_Work to complete_
Repeat every entry word for word, skipping the pictures.

-- start --

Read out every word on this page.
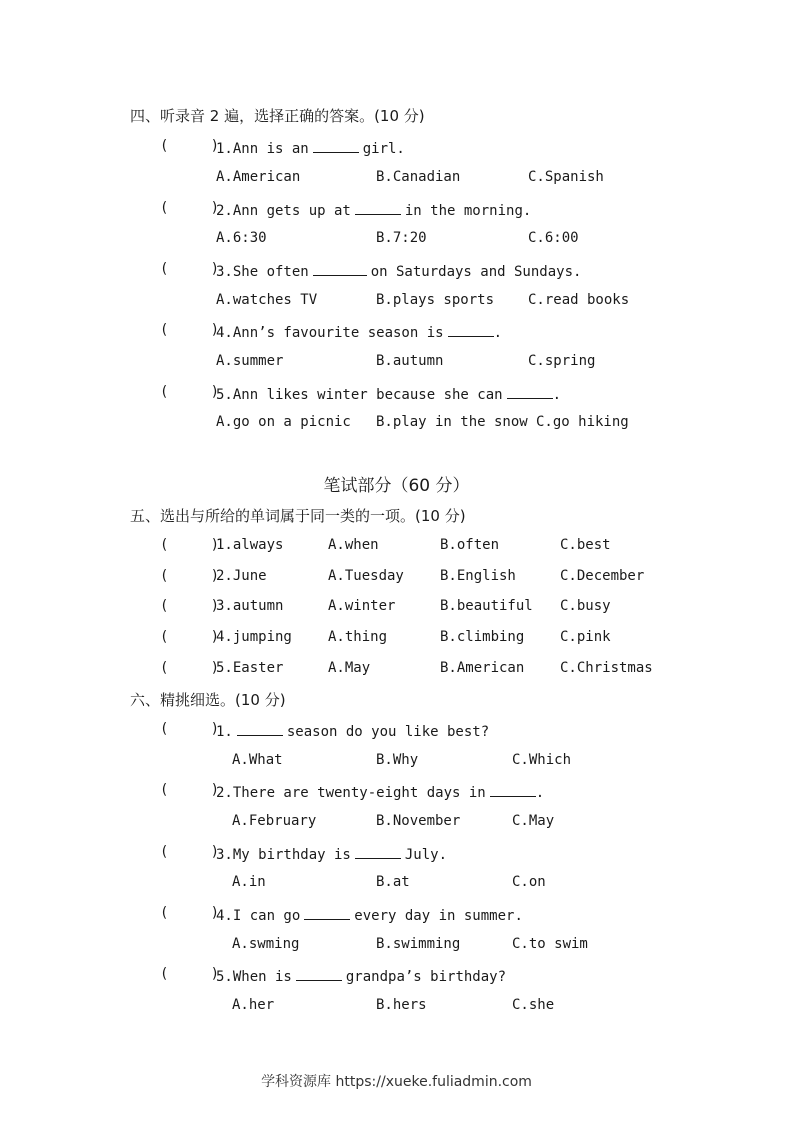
四、听录音 2 遍，选择正确的答案。(10 分)
(     )
1.Ann is an	girl.
A.American	B.Canadian	C.Spanish
(     )
2.Ann gets up at	in the morning.
A.6:30	B.7:20	C.6:00
(     )
3.She often	on Saturdays and Sundays.
A.watches TV	B.plays sports C.read books
(     )
4.Ann’s favourite season is	.
A.summer	B.autumn	C.spring
(     )
5.Ann likes winter because she can	.
A.go on a picnic B.play in the snow C.go hiking
笔试部分（60 分）
五、选出与所给的单词属于同一类的一项。(10 分)
(     )
1.always	A.when	B.often	C.best
(     )
2.June	A.Tuesday	B.English	C.December
(     )
3.autumn	A.winter	B.beautiful C.busy
(     )
4.jumping	A.thing	B.climbing	C.pink
(     )
5.Easter	A.May	B.American	C.Christmas
六、精挑细选。(10 分)
(     )
1.	season do you like best?
A.What	B.Why	C.Which
(     )
2.There are twenty-eight days in	.
A.February	B.November	C.May
(     )
3.My birthday is	July.
A.in	B.at	C.on
(     )
4.I can go	every day in summer.
A.swming	B.swimming	C.to swim
(     )
5.When is	grandpa’s birthday?
A.her	B.hers	C.she
学科资源库 https://xueke.fuliadmin.com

-- end --

_Solved exercise_
Read out every word on this page.
四、听录音 2 遍，选择正确的答案。(10 分)
(     )
1.Ann is an	girl.
A.American	B.Canadian	C.Spanish
(     )
2.Ann gets up at	in the morning.
A.6:30	B.7:20	C.6:00
(     )
3.She often	on Saturdays and Sundays.
A.watches TV	B.plays sports C.read books
(     )
4.Ann’s favourite season is	.
A.summer	B.autumn	C.spring
(     )
5.Ann likes winter because she can	.
A.go on a picnic B.play in the snow C.go hiking
笔试部分（60 分）
五、选出与所给的单词属于同一类的一项。(10 分)
(     )
1.always	A.when	B.often	C.best
(     )
2.June	A.Tuesday	B.English	C.December
(     )
3.autumn	A.winter	B.beautiful C.busy
(     )
4.jumping	A.thing	B.climbing	C.pink
(     )
5.Easter	A.May	B.American	C.Christmas
六、精挑细选。(10 分)
(     )
1.	season do you like best?
A.What	B.Why	C.Which
(     )
2.There are twenty-eight days in	.
A.February	B.November	C.May
(     )
3.My birthday is	July.
A.in	B.at	C.on
(     )
4.I can go	every day in summer.
A.swming	B.swimming	C.to swim
(     )
5.When is	grandpa’s birthday?
A.her	B.hers	C.she
学科资源库 https://xueke.fuliadmin.com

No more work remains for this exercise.